Eglises d'Asie

RÉFLEXIONS D’UN MEMBRE DU CLERGÉ DE HO CHI MINH-VILLE SUR LE PROJET D’ORDONNANCE RELIGIEUSE

Publié le 18/03/2010




N’étant spécialisé ni dans le droit ni dans la rédaction de textes législatifs, nous voulons simplement, en guise de contribution ,faire part de quelques-unes de nos réflexions et de nos remarques concernant le projet d’ordonnance sur la religion.

Telles sont nos premières considérations :

1 – Ce projet d’ordonnance voit le jour après de nombreux décrets sur la religion, tous destinés à garantir la liberté de croyance des citoyens.

2 – Cette esquisse de projet a été porté à la connaissance des intéressés pour avis. C’est un progrès par rapport aux décrets précédents. Malheureusement, le temps consacré à cette consultation est trop court et celle-ci n’a pu bénéficier de l’ampleur qui aurait permis à de nombreuses personnes d’apporter leurs contributions…

Notre impression commune, c’est que de toute façon, rien ne changera. L’Assemblée nationale pourra bien préparer et voter une loi relativement complète, en conformité avec les appréciations des milieux religieux grâce à la prise en compte des contributions, mais que se passera-t-il après ? Si la loi existe mais qu’elle n’est pas suivie, ou comprise et appliquée d’une façon erronée, si je considère que je suis opprimé, que ma liberté de croyance et de religion n’est pas respectée, où irai-je me plaindre ? C’est une question qui se pose non seulement dans le domaine religieux mais également dans d’autres domaines, comme le montre ce qui se publie dans nos journaux. Il y a des personnes qui présentent des plaintes depuis une dizaine d’années sans rencontrer autre chose qu'”un redoutable silence” (propos du secrétaire général, Nguyên Van Linh). Faut-il attendre pour régler ces plaintes que la population munie de pancartes se rassemble pour un sit-in. Nous ressentons dans le statut qui nous est donné quelque chose d’anormal.

## Objectif
Recopiez à l'identique le passage des réflexions sur le projet d'ordonnance religieuse situé entre « Publié le 18/03/2010 » et « croyance des citoyens. », ces deux extrémités comprises.

(Enregistrements de mise en page)
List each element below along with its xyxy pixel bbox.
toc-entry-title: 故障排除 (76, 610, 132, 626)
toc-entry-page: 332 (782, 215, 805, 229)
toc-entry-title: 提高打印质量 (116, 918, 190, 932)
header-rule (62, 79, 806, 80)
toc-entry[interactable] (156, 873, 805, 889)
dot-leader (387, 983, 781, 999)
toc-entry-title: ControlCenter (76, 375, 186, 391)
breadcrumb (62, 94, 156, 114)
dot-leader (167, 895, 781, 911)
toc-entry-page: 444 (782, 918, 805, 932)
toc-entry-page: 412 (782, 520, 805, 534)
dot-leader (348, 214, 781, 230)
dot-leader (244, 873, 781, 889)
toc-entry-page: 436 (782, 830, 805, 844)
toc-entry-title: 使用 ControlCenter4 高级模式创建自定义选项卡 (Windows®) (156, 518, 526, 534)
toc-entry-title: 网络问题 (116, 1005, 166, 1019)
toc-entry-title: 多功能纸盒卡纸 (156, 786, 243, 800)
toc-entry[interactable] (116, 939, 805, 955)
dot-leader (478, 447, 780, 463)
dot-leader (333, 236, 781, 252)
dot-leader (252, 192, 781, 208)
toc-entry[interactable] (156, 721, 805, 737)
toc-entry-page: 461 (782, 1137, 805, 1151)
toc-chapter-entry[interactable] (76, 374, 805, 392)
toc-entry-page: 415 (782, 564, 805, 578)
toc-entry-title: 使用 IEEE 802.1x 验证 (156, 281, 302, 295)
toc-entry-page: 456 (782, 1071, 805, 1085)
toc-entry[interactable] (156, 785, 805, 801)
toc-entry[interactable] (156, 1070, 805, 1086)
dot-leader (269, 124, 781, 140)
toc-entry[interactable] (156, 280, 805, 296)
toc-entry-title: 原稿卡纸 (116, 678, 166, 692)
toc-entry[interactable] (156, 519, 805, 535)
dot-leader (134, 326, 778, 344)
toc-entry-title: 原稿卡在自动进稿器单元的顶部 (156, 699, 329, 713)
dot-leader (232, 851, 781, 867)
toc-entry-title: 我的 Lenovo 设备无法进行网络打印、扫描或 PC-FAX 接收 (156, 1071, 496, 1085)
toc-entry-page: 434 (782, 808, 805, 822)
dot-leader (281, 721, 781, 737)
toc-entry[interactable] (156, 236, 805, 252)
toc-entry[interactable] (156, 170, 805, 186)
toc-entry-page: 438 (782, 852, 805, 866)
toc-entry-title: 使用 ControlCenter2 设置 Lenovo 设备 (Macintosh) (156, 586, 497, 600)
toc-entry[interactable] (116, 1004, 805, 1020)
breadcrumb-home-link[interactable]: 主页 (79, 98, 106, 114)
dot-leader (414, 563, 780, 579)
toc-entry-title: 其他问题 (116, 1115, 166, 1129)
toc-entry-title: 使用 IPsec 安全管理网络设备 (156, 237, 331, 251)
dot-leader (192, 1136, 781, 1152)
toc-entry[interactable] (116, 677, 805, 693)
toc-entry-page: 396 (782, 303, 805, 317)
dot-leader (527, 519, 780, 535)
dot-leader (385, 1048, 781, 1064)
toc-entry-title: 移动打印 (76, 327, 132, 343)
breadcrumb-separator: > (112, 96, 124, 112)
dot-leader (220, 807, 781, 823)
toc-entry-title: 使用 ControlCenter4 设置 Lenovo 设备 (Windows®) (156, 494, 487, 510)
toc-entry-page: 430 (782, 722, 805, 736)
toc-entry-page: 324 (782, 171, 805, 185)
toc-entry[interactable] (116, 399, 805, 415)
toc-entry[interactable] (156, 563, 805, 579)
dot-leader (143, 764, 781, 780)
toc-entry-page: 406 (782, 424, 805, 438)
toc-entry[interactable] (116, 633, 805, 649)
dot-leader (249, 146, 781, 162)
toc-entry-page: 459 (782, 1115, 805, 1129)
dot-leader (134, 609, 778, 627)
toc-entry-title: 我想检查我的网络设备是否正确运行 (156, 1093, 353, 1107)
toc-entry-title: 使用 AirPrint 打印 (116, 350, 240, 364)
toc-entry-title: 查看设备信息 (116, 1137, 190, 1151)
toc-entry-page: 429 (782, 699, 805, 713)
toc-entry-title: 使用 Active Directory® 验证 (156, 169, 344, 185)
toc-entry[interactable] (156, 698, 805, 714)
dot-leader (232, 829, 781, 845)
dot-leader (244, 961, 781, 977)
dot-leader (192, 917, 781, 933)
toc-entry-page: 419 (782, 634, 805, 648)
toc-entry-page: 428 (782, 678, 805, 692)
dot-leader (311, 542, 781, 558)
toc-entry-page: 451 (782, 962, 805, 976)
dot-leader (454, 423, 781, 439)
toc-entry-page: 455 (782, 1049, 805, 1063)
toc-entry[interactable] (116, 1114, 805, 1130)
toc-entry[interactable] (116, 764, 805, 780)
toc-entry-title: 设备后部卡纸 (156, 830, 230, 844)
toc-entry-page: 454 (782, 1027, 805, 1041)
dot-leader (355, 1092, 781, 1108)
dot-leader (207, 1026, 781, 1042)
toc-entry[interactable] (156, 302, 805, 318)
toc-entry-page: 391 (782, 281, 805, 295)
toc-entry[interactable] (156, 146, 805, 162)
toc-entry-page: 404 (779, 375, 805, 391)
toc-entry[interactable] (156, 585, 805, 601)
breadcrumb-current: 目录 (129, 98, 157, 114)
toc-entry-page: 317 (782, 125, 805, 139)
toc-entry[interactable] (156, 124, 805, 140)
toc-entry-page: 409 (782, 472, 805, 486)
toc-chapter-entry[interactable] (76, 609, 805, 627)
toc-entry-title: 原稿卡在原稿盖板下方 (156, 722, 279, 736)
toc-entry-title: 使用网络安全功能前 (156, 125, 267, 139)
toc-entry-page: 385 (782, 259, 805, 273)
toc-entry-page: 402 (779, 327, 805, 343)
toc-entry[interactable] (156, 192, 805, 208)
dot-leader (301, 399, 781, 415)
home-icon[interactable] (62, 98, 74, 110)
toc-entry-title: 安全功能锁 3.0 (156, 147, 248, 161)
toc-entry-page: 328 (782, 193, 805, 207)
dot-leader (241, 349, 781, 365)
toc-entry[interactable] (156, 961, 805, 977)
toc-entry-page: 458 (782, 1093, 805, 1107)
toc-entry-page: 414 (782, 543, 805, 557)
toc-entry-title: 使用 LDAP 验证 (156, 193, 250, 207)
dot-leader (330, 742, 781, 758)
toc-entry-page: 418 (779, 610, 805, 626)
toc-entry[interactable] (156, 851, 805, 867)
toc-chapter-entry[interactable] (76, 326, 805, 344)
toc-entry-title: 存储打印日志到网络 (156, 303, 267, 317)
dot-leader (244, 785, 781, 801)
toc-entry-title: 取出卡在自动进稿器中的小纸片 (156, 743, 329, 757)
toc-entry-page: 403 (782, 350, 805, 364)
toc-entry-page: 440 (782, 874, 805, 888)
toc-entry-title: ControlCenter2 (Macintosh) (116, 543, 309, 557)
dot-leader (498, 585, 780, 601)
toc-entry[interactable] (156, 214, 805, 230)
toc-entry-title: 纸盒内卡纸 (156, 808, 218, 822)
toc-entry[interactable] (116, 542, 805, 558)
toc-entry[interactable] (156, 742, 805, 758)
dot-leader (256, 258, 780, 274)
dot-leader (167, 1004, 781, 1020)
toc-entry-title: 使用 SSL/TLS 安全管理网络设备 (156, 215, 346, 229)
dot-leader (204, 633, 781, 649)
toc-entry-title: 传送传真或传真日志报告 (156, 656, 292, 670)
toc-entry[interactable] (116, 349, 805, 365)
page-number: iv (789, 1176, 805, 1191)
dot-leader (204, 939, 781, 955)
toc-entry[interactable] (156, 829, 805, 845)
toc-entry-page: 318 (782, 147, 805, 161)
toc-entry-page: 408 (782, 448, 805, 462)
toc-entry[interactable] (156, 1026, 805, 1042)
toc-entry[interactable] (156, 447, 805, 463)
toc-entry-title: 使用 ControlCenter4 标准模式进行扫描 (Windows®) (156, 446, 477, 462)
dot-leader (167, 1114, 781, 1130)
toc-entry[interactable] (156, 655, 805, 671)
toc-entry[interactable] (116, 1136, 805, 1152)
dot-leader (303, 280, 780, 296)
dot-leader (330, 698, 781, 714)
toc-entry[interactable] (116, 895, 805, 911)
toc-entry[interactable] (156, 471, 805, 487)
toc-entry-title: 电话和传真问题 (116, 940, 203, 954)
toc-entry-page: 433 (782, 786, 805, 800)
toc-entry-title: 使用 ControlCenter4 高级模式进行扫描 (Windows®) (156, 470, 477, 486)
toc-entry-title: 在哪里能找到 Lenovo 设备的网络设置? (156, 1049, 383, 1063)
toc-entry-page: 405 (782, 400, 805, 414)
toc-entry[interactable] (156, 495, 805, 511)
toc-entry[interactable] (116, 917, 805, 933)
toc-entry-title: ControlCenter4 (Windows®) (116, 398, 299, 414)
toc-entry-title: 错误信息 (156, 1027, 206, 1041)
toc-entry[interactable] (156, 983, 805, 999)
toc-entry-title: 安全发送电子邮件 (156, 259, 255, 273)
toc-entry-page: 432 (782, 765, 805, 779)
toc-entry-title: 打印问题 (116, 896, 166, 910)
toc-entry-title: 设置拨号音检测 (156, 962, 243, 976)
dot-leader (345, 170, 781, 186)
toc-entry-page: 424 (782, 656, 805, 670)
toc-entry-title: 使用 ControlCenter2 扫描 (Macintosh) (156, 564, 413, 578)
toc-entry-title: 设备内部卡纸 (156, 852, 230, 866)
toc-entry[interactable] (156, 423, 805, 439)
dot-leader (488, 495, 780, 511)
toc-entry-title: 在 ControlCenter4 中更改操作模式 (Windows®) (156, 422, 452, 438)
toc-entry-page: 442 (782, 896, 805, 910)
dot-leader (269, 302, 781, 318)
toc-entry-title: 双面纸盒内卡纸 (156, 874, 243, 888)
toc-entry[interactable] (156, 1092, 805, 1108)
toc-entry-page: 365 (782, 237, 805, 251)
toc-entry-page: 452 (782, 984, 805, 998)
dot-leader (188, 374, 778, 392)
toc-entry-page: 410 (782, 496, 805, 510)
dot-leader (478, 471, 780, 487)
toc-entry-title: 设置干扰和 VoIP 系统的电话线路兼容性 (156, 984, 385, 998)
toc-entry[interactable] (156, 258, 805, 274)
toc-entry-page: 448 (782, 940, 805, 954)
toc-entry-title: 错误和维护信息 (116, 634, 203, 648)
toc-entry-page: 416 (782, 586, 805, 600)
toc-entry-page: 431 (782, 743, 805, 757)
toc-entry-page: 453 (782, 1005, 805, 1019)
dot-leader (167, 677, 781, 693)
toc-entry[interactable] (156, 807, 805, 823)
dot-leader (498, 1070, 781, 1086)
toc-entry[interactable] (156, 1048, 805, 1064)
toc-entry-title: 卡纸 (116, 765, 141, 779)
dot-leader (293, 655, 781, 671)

## Corrigé de l'exercice
Publié le 18/03/2010




N’étant spécialisé ni dans le droit ni dans la rédaction de textes législatifs, nous voulons simplement, en guise de contribution ,faire part de quelques-unes de nos réflexions et de nos remarques concernant le projet d’ordonnance sur la religion.

Telles sont nos premières considérations :

1 – Ce projet d’ordonnance voit le jour après de nombreux décrets sur la religion, tous destinés à garantir la liberté de croyance des citoyens.